标题: UTF8下中文处理

标题: UTF8下中文处理发信站: 水木社区 (Mon Sep 11 21:22:53 2006), 站内我来总结一下吧。先建一个文件，写上中文两个字。运行下面一个程序：use strict;use warnings;use Encode;my $str_code = "中文";my $file = "test.txt";open(my $fh, $file) || die "Cant o

波特王子

1127人浏览 · 2010-01-12 23:02:00

波特王子 · 2010-01-12 23:02:00 发布

标题: UTF8下中文处理
发信站: 水木社区 (Mon Sep 11 21:22:53 2006), 站内

我来总结一下吧。先建一个文件，写上中文两个字。运行下面一个程序：

use strict;
use warnings;
use Encode;
my $str_code = "中文";
my $file = "test.txt";

open(my $fh, $file) || die "Can't open file $file: $!";
chomp(my $str_file = <$fh>);
close $fh;

open(my $fh_utf8, "<:utf8", $file) || die "Can't open file $file: $!";
chomp(my $str_fileu = <$fh_utf8>);
close $fh_utf8;

test_utf8($str_code, "code");
test_utf8($str_file, "file");
test_utf8($str_fileu, "file(utf8 layer)");
# print $str_code, "/n";
# print $str_file, "/n";
# print $str_fileu, "/n";

Encode::_utf8_on($str_code);
Encode::_utf8_on($str_file);
test_utf8($str_code, "code");
test_utf8($str_file, "file");

sub test_utf8 {
my ($str, $type) = @_;
if ( Encode::is_utf8($str) ) {
print "String from $type, utf8 flag is on."
} else {
print "String from $type, utf8 flag is off."

坐标标注数据:

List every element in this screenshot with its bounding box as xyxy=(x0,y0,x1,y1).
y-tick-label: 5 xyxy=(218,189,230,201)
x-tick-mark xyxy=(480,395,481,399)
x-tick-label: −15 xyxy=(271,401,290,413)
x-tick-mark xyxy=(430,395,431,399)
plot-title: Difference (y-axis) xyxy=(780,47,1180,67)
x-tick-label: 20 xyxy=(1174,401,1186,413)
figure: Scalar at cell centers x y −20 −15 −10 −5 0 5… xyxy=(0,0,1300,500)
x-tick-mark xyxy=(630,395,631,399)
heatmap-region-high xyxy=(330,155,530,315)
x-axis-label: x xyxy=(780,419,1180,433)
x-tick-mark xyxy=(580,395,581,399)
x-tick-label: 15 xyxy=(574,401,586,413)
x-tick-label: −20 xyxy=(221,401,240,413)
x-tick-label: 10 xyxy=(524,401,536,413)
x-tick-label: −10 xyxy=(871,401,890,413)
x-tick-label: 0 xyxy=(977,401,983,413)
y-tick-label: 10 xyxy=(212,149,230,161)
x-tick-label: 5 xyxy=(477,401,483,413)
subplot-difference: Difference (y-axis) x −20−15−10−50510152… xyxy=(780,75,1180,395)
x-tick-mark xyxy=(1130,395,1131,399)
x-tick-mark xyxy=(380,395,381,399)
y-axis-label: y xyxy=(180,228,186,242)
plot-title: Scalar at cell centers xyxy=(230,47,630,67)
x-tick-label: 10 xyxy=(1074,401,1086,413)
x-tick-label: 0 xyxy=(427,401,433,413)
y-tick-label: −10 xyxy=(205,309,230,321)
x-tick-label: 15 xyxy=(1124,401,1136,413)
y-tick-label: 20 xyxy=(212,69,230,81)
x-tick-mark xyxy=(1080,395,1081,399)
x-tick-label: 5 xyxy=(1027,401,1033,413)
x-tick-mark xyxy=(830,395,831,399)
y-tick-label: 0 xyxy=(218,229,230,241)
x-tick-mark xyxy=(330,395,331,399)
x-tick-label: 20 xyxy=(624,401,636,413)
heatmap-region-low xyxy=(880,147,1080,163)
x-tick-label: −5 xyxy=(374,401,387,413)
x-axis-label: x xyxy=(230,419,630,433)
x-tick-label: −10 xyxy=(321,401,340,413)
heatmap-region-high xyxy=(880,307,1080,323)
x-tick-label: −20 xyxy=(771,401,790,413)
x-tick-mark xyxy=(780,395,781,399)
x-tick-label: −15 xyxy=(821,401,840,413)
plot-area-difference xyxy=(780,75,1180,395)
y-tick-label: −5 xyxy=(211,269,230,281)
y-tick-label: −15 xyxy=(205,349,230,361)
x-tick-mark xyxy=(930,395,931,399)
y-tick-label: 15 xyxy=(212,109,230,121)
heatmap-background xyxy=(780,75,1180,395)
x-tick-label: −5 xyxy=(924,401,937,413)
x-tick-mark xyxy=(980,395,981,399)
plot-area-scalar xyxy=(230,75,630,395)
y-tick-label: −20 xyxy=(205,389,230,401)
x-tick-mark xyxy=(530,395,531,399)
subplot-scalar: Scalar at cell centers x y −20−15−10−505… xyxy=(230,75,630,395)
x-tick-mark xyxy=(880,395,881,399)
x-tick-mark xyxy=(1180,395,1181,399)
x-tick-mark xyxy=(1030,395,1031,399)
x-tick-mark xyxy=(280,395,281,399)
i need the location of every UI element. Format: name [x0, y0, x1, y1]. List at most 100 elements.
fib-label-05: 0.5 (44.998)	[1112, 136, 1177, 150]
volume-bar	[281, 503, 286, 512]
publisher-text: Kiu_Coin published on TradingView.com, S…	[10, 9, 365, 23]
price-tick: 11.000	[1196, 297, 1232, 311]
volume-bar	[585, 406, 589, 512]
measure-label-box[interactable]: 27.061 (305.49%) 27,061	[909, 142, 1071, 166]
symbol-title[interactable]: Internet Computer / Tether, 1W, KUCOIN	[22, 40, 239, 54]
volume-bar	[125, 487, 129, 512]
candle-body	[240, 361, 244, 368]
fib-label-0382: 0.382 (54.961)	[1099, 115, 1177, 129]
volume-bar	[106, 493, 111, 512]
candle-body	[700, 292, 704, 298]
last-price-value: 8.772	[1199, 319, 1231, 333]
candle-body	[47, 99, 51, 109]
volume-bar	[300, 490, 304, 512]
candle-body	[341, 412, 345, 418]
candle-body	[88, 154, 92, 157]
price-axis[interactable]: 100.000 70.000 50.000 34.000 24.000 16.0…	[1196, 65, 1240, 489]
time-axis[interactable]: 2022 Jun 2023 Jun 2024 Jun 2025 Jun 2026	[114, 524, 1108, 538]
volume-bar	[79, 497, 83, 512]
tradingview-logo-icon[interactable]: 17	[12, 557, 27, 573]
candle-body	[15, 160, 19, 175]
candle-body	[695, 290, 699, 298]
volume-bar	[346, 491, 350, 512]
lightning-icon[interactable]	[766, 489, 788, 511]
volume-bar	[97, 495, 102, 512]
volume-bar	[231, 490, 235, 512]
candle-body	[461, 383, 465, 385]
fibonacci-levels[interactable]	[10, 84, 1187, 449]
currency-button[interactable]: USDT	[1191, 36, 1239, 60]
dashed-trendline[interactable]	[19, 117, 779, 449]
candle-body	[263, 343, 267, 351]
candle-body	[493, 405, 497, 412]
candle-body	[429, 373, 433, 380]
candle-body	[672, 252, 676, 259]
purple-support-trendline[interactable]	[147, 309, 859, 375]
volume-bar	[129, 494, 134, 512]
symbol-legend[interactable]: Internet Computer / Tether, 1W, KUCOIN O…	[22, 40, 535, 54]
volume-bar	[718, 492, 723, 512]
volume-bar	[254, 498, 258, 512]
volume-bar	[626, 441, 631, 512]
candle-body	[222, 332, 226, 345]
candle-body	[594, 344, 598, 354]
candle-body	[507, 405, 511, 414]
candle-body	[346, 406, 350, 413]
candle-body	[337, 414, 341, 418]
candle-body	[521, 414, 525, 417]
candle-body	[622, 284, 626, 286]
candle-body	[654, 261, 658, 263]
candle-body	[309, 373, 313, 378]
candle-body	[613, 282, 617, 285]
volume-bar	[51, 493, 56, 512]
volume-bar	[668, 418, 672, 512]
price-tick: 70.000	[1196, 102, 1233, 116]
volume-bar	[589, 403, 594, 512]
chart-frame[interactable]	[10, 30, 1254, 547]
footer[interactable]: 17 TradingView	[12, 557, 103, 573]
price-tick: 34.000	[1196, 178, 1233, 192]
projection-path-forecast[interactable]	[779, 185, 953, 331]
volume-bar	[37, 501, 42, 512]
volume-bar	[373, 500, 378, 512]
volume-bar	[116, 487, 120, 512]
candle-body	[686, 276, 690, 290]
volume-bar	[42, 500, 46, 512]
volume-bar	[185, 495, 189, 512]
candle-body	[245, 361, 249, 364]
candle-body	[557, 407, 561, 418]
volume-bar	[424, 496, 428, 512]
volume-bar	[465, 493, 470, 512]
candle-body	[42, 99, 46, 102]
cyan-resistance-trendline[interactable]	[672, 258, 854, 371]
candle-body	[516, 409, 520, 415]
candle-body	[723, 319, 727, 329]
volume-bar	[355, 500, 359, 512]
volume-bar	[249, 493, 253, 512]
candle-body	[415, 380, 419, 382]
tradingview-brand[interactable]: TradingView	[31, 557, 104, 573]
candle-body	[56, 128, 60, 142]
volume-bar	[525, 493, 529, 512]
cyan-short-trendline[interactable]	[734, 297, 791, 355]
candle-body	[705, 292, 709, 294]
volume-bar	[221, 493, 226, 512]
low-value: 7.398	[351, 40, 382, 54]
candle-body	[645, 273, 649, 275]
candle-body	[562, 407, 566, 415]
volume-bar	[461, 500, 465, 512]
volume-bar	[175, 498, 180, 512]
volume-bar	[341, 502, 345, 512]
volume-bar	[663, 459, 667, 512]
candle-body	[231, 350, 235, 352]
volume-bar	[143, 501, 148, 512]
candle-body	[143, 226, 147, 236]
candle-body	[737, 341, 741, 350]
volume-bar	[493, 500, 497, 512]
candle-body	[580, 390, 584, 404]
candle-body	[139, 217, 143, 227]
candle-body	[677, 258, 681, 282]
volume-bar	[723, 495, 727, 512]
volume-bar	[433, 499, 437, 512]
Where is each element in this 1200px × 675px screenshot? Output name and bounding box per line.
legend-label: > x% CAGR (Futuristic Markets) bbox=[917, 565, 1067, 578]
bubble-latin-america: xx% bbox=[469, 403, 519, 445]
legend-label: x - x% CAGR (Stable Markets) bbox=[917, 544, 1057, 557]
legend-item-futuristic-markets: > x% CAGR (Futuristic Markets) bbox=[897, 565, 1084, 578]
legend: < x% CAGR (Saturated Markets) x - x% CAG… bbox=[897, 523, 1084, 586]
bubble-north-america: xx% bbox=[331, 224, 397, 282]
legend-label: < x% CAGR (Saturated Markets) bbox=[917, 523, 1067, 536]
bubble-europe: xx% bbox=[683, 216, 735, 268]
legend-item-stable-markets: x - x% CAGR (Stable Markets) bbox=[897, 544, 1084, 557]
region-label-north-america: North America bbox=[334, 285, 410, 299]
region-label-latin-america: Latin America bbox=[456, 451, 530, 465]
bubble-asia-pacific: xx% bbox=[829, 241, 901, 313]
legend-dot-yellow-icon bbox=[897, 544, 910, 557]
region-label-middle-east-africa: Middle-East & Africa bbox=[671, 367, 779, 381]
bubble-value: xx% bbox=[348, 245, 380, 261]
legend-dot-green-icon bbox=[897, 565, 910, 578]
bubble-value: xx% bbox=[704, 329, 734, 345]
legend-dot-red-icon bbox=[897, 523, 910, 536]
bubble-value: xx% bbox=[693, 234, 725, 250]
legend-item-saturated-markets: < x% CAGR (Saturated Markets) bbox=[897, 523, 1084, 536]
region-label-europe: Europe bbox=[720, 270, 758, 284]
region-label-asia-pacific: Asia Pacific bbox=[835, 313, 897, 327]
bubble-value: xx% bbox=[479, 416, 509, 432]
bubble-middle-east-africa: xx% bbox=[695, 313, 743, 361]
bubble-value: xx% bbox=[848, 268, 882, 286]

#### 任务要求
请根据上面关于UTF8中文处理的文本片段，回答以下问题：
(a) 帖子的发信站是哪个社区？
(b) 程序中变量 $file 被赋予了什么文件名？
(c) 子程序 test_utf8 调用哪个函数来判断字符串的 utf8 标志？

#### 参考答案
(a) 水木社区。
(b) test.txt。
(c) Encode::is_utf8。